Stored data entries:
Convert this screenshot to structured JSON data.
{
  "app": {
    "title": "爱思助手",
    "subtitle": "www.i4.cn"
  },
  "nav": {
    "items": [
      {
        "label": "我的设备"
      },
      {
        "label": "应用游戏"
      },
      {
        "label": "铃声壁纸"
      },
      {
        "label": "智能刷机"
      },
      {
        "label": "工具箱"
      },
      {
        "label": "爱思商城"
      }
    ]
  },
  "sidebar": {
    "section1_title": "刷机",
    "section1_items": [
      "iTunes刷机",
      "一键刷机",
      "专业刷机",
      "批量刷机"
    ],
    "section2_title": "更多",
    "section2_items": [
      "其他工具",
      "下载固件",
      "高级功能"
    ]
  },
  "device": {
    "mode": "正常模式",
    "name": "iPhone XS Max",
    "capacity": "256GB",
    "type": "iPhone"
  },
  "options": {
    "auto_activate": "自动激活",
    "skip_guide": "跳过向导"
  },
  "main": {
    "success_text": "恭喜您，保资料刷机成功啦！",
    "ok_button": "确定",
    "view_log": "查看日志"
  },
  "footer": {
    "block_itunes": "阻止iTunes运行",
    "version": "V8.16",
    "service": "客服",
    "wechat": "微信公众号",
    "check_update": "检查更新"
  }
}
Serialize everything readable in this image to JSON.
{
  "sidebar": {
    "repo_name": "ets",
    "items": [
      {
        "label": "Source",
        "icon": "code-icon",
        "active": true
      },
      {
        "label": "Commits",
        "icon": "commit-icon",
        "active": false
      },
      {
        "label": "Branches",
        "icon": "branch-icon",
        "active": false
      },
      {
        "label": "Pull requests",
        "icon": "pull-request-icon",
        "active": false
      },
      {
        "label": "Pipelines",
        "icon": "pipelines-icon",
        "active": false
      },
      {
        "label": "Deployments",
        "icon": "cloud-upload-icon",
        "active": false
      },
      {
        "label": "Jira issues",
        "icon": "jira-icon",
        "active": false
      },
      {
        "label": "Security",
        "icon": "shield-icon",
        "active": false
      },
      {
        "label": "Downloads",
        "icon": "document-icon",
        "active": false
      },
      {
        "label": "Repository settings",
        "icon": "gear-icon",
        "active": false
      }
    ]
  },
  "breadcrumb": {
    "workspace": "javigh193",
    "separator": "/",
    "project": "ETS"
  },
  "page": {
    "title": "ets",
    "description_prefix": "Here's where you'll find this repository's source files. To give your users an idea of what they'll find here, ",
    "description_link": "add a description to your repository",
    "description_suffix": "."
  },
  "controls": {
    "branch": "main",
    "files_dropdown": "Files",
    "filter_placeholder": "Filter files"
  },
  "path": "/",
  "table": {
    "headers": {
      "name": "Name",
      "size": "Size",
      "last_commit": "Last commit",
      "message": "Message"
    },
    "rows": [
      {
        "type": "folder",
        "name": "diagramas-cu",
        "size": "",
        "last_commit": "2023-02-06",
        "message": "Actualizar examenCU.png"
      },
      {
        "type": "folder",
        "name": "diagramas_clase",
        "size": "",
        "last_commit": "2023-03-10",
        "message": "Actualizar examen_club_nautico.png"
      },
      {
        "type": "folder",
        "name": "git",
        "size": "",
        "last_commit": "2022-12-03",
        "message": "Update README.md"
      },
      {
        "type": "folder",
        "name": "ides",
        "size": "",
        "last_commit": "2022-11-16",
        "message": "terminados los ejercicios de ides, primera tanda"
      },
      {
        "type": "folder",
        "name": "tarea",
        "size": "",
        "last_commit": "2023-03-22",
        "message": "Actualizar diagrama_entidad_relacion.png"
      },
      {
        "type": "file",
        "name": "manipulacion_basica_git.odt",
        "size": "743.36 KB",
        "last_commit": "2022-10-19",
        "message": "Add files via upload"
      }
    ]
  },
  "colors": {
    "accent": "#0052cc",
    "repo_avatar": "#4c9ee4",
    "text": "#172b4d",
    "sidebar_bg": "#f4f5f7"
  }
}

==

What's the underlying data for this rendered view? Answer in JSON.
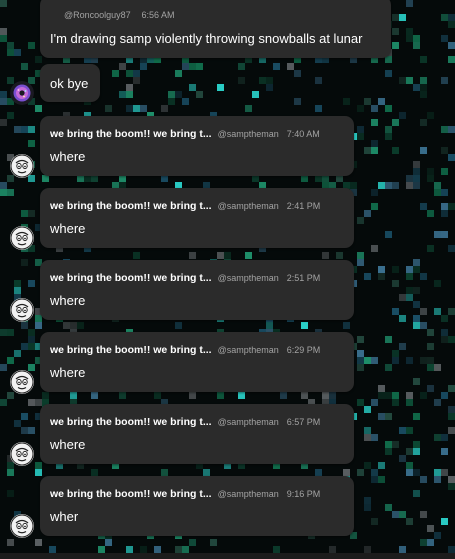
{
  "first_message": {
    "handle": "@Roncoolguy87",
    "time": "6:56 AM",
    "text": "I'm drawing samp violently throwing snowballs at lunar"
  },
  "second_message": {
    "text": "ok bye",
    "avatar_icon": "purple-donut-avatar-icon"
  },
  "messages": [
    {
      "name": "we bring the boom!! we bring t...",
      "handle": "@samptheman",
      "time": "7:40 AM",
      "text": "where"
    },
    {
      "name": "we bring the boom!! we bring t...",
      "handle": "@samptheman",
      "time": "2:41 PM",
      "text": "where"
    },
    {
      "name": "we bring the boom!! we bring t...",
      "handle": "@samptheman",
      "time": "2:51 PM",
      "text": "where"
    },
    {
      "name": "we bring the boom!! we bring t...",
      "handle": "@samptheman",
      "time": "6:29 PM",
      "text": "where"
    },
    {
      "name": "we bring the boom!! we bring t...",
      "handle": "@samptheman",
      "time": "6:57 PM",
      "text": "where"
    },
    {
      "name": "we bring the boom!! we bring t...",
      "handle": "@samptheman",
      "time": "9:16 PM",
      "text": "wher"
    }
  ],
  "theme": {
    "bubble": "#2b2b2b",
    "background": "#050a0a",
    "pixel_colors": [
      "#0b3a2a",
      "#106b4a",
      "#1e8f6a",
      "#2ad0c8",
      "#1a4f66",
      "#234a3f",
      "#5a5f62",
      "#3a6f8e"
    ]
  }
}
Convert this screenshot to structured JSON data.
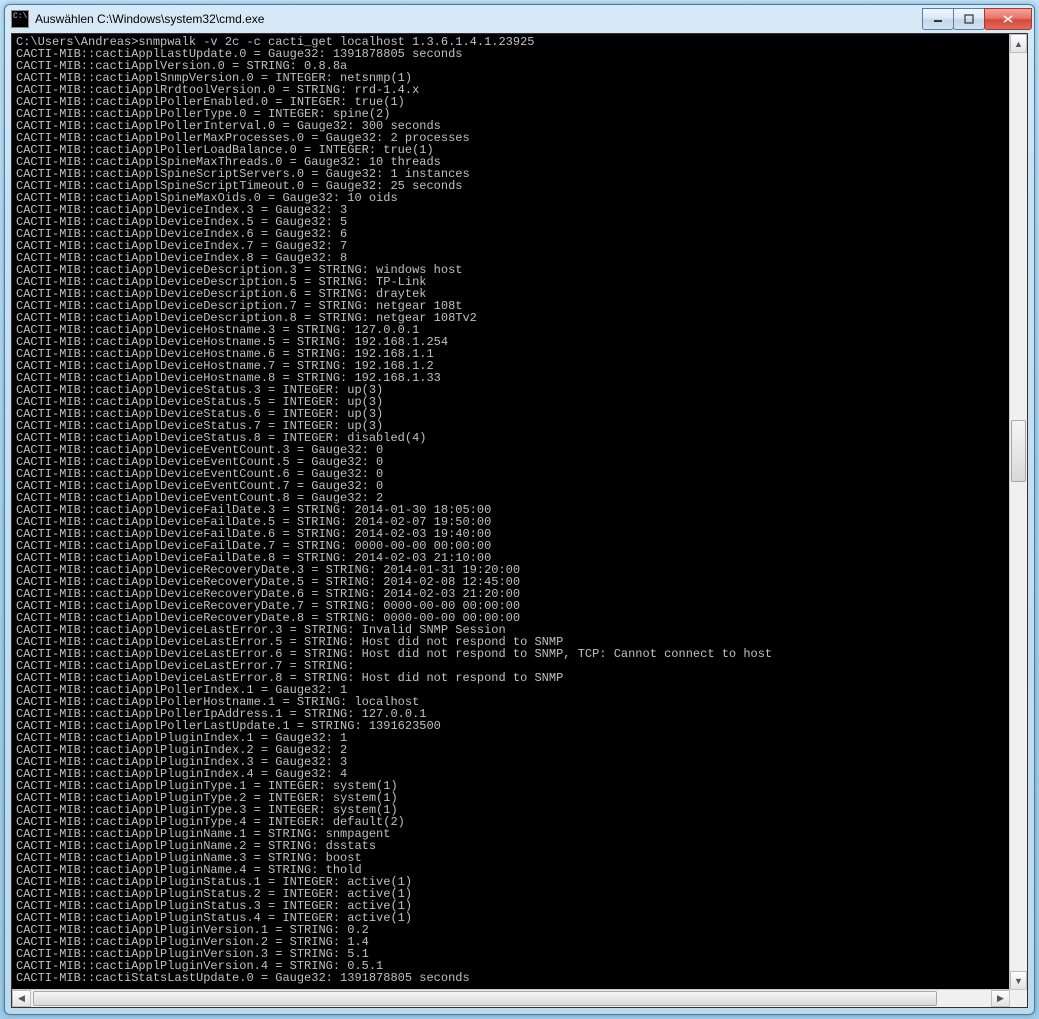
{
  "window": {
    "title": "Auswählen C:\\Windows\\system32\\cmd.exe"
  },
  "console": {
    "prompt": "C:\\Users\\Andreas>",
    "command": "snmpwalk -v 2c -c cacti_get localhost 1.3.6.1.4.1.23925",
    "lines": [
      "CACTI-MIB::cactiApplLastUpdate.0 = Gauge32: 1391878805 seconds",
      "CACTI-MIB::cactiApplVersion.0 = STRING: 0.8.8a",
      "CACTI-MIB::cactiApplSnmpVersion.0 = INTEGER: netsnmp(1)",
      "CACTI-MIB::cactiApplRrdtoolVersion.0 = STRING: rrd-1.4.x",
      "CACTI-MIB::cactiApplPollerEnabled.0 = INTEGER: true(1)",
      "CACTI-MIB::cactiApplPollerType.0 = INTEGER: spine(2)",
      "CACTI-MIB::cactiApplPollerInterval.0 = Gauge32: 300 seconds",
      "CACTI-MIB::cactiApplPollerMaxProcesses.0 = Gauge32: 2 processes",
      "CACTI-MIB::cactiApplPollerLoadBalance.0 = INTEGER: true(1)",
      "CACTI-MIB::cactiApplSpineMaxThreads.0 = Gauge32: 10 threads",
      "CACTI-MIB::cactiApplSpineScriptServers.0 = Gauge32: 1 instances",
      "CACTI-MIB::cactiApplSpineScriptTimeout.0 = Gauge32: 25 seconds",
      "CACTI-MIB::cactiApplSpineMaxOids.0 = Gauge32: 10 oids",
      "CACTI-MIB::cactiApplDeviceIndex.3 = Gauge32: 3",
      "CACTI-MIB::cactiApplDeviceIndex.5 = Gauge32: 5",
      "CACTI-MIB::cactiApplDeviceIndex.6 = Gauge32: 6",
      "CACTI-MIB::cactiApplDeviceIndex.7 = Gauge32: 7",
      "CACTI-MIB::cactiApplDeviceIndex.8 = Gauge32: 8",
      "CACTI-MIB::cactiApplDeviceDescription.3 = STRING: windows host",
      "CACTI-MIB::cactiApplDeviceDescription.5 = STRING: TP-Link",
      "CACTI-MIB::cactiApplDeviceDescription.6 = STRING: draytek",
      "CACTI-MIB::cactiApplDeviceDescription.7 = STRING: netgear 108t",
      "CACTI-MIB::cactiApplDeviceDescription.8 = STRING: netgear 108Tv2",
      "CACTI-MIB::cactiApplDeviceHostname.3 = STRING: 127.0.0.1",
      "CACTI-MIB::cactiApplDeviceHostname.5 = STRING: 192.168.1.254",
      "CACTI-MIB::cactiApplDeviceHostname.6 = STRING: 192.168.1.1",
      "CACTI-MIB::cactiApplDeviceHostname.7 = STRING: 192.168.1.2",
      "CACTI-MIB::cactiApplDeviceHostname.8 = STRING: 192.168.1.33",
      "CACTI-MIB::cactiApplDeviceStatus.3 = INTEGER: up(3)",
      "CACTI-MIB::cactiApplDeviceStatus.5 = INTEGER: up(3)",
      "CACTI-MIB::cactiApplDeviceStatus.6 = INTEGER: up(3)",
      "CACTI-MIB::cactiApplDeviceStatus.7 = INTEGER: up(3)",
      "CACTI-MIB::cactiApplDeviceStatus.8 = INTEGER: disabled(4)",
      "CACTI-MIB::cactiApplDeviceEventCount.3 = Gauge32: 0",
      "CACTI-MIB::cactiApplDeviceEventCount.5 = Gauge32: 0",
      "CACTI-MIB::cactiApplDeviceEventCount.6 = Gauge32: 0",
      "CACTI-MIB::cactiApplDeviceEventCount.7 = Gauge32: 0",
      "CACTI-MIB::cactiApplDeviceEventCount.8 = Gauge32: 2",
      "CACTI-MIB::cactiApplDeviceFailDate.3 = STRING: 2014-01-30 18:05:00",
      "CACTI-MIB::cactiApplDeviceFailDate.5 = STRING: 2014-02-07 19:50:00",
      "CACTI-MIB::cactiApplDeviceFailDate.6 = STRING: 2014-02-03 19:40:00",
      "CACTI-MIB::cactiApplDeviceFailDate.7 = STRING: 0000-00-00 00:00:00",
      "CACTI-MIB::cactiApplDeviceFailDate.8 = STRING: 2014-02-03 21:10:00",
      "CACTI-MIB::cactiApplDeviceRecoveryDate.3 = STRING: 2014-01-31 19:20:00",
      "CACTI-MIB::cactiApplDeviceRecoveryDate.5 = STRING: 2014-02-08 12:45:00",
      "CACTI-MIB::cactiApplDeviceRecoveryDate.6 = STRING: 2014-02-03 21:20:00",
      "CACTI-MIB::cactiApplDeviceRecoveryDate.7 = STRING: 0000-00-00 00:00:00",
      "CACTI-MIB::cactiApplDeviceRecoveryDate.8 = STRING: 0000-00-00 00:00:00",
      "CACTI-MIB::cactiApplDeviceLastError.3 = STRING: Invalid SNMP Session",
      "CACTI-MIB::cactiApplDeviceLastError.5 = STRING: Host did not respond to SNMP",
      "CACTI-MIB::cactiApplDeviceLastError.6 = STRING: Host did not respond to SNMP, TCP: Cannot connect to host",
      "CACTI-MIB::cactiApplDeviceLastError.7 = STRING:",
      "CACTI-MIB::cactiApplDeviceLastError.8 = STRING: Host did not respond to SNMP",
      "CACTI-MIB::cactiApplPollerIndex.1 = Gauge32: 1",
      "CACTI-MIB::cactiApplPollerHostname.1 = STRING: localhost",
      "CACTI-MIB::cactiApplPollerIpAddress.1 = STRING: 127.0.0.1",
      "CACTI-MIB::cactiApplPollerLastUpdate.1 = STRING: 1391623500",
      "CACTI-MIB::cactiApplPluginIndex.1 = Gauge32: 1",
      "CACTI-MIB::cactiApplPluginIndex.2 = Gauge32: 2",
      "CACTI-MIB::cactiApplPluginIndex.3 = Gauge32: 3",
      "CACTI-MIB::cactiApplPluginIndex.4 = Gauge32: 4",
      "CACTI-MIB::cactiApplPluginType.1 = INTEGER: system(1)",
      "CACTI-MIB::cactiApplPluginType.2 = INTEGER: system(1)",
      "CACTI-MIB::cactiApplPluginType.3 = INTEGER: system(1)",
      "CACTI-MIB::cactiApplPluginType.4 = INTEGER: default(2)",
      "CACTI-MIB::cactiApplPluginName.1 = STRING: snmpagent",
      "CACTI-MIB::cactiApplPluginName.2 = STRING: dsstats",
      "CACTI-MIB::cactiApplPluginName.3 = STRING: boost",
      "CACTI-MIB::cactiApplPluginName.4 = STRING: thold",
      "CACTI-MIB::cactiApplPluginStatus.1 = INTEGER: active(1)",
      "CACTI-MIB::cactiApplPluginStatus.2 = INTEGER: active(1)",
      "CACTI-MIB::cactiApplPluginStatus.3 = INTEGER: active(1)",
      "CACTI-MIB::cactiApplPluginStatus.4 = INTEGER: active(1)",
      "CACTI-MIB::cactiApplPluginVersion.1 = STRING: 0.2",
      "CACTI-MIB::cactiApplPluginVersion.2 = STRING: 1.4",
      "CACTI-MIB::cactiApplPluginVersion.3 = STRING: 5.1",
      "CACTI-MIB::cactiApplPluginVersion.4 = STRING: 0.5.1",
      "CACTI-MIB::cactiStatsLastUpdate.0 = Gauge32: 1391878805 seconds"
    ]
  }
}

Exercise aim — Of the lines in the material, how many contain the word "cactiApplDeviceRecoveryDate"? Reply with the number and nothing else.

Answer — 5